▶ **YOUR INSTRUCTIONS**: Please pick out every line of the records below that contains the string "series" and copy each of those lines.
--- START OF ENTRIES SUPPLIED ---
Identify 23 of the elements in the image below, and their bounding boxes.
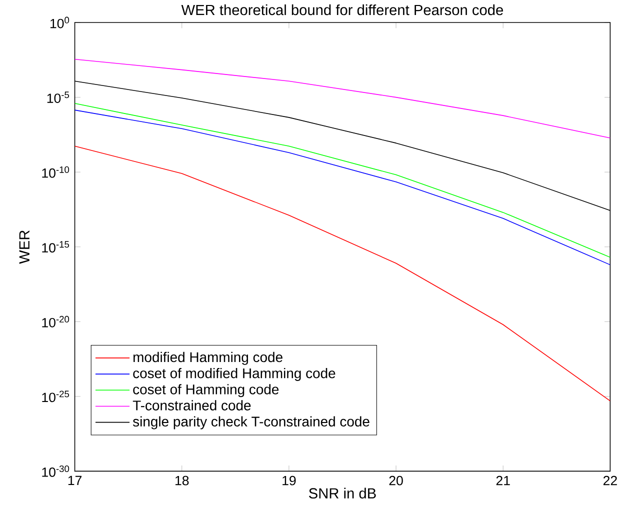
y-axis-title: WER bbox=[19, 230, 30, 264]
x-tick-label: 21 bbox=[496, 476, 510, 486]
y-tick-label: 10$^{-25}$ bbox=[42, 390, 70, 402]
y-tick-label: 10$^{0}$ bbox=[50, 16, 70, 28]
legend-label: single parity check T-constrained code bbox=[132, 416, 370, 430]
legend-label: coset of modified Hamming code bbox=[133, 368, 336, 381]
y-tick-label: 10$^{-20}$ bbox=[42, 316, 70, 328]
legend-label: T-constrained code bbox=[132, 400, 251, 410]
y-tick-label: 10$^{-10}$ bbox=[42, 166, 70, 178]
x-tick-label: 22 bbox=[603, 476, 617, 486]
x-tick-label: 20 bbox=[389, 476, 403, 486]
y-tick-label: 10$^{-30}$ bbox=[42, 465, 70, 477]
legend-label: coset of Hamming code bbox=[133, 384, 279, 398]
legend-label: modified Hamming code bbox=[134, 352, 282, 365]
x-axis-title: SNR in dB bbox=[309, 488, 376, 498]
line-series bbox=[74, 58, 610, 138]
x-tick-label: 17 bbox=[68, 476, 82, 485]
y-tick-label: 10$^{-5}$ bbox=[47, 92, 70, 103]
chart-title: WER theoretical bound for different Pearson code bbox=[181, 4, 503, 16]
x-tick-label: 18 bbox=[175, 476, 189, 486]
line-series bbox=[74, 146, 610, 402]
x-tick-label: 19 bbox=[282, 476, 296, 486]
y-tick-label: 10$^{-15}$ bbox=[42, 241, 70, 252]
--- END OF ENTRIES SUPPLIED ---
--- START OF ENTRIES SUPPLIED ---
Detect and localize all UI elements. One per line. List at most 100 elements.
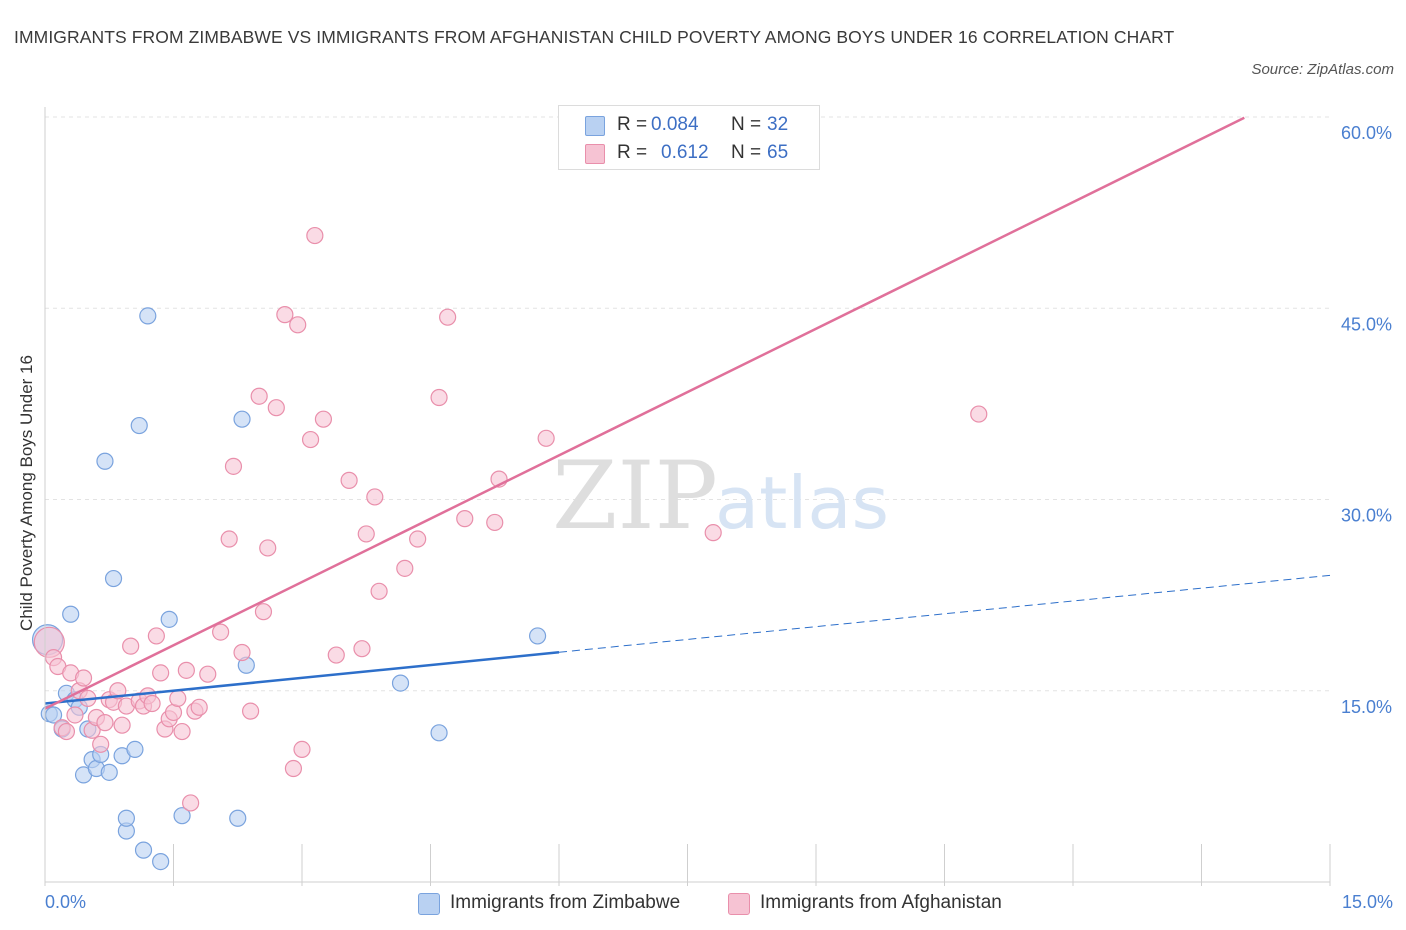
--- END OF ENTRIES SUPPLIED ---
▶ **WRITTEN ANSWER**:
line-series bbox=[74, 58, 610, 138]
line-series bbox=[74, 146, 610, 402]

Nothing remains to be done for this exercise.